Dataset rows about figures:
──────────

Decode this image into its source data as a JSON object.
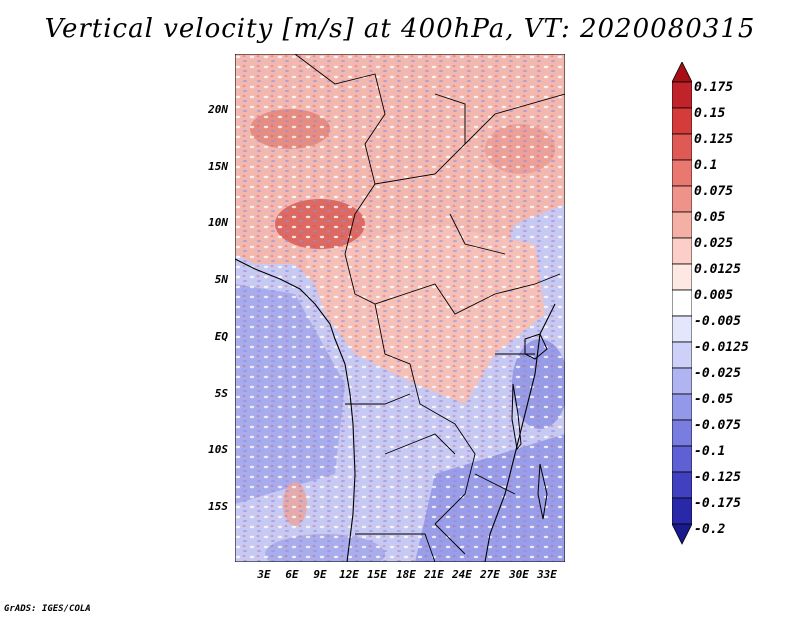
{
  "title": "Vertical velocity [m/s] at 400hPa, VT: 2020080315",
  "credit": "GrADS: IGES/COLA",
  "lat_labels": [
    "20N",
    "15N",
    "10N",
    "5N",
    "EQ",
    "5S",
    "10S",
    "15S"
  ],
  "lon_labels": [
    "3E",
    "6E",
    "9E",
    "12E",
    "15E",
    "18E",
    "21E",
    "24E",
    "27E",
    "30E",
    "33E"
  ],
  "colorbar": {
    "labels": [
      "0.175",
      "0.15",
      "0.125",
      "0.1",
      "0.075",
      "0.05",
      "0.025",
      "0.0125",
      "0.005",
      "-0.005",
      "-0.0125",
      "-0.025",
      "-0.05",
      "-0.075",
      "-0.1",
      "-0.125",
      "-0.175",
      "-0.2"
    ],
    "colors": [
      "#a50f15",
      "#c0242a",
      "#d43c3c",
      "#e05a55",
      "#e87870",
      "#ef938a",
      "#f5b0a6",
      "#fbcfc7",
      "#fde8e3",
      "#ffffff",
      "#e4e6fb",
      "#cdd0f7",
      "#b0b4f0",
      "#9498e8",
      "#7a7de0",
      "#5e60d4",
      "#4040c0",
      "#2828a8",
      "#1a1a8c"
    ]
  }
}
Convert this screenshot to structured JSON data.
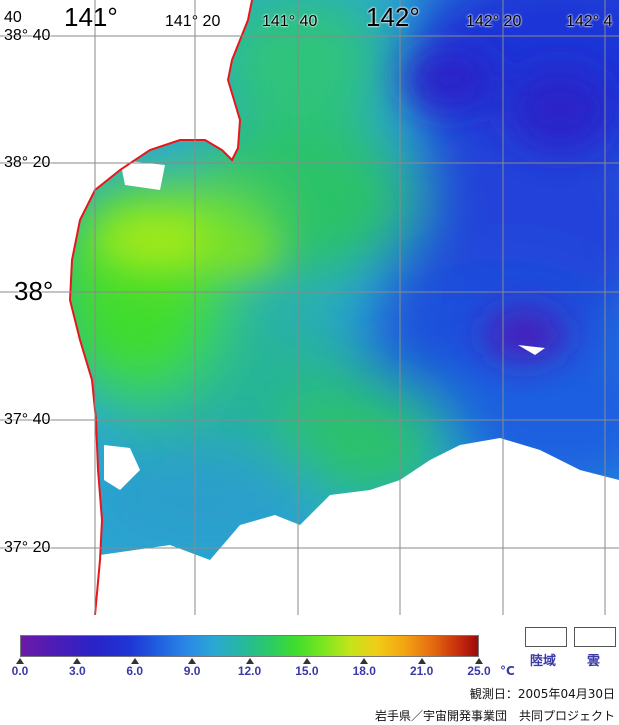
{
  "map": {
    "title": "",
    "lon_labels": [
      {
        "text": "141°",
        "size": "big"
      },
      {
        "text": "141° 20",
        "size": "med"
      },
      {
        "text": "141° 40",
        "size": "med"
      },
      {
        "text": "142°",
        "size": "big"
      },
      {
        "text": "142° 20",
        "size": "med"
      },
      {
        "text": "142° 4",
        "size": "med"
      }
    ],
    "lat_labels": [
      {
        "text": "38° 40",
        "size": "med"
      },
      {
        "text": "38° 20",
        "size": "med"
      },
      {
        "text": "38°",
        "size": "big"
      },
      {
        "text": "37° 40",
        "size": "med"
      },
      {
        "text": "37° 20",
        "size": "med"
      }
    ],
    "top_left_fragment": "40",
    "colors": {
      "land_white": "#ffffff",
      "coastline": "#e8161a",
      "grid": "#8a8a8a",
      "warm_water": "#8ee52a",
      "mid_water": "#2bc267",
      "cool_water": "#2a86e6",
      "cold_water": "#1f36d6",
      "cold_core": "#4a1db8"
    }
  },
  "legend": {
    "ticks": [
      "0.0",
      "3.0",
      "6.0",
      "9.0",
      "12.0",
      "15.0",
      "18.0",
      "21.0",
      "25.0"
    ],
    "unit": "°C",
    "land_label": "陸域",
    "cloud_label": "雲",
    "observation_date": "観測日：2005年04月30日",
    "credit": "岩手県／宇宙開発事業団　共同プロジェクト"
  }
}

──────────

TASK STATEMENT: From start to finish, output the listing exactly, but omit its pictures.

OUTPUT OF THE EXERCISE:
Decode this image into its source data as a JSON object.
{
  "title": "Vertical velocity [m/s] at 400hPa, VT: 2020080315",
  "credit": "GrADS: IGES/COLA",
  "lat_labels": [
    "20N",
    "15N",
    "10N",
    "5N",
    "EQ",
    "5S",
    "10S",
    "15S"
  ],
  "lon_labels": [
    "3E",
    "6E",
    "9E",
    "12E",
    "15E",
    "18E",
    "21E",
    "24E",
    "27E",
    "30E",
    "33E"
  ],
  "colorbar": {
    "labels": [
      "0.175",
      "0.15",
      "0.125",
      "0.1",
      "0.075",
      "0.05",
      "0.025",
      "0.0125",
      "0.005",
      "-0.005",
      "-0.0125",
      "-0.025",
      "-0.05",
      "-0.075",
      "-0.1",
      "-0.125",
      "-0.175",
      "-0.2"
    ],
    "colors": [
      "#a50f15",
      "#c0242a",
      "#d43c3c",
      "#e05a55",
      "#e87870",
      "#ef938a",
      "#f5b0a6",
      "#fbcfc7",
      "#fde8e3",
      "#ffffff",
      "#e4e6fb",
      "#cdd0f7",
      "#b0b4f0",
      "#9498e8",
      "#7a7de0",
      "#5e60d4",
      "#4040c0",
      "#2828a8",
      "#1a1a8c"
    ]
  }
}
Convert this screenshot to structured JSON data.
{
  "map": {
    "title": "",
    "lon_labels": [
      {
        "text": "141°",
        "size": "big"
      },
      {
        "text": "141° 20",
        "size": "med"
      },
      {
        "text": "141° 40",
        "size": "med"
      },
      {
        "text": "142°",
        "size": "big"
      },
      {
        "text": "142° 20",
        "size": "med"
      },
      {
        "text": "142° 4",
        "size": "med"
      }
    ],
    "lat_labels": [
      {
        "text": "38° 40",
        "size": "med"
      },
      {
        "text": "38° 20",
        "size": "med"
      },
      {
        "text": "38°",
        "size": "big"
      },
      {
        "text": "37° 40",
        "size": "med"
      },
      {
        "text": "37° 20",
        "size": "med"
      }
    ],
    "top_left_fragment": "40",
    "colors": {
      "land_white": "#ffffff",
      "coastline": "#e8161a",
      "grid": "#8a8a8a",
      "warm_water": "#8ee52a",
      "mid_water": "#2bc267",
      "cool_water": "#2a86e6",
      "cold_water": "#1f36d6",
      "cold_core": "#4a1db8"
    }
  },
  "legend": {
    "ticks": [
      "0.0",
      "3.0",
      "6.0",
      "9.0",
      "12.0",
      "15.0",
      "18.0",
      "21.0",
      "25.0"
    ],
    "unit": "°C",
    "land_label": "陸域",
    "cloud_label": "雲",
    "observation_date": "観測日：2005年04月30日",
    "credit": "岩手県／宇宙開発事業団　共同プロジェクト"
  }
}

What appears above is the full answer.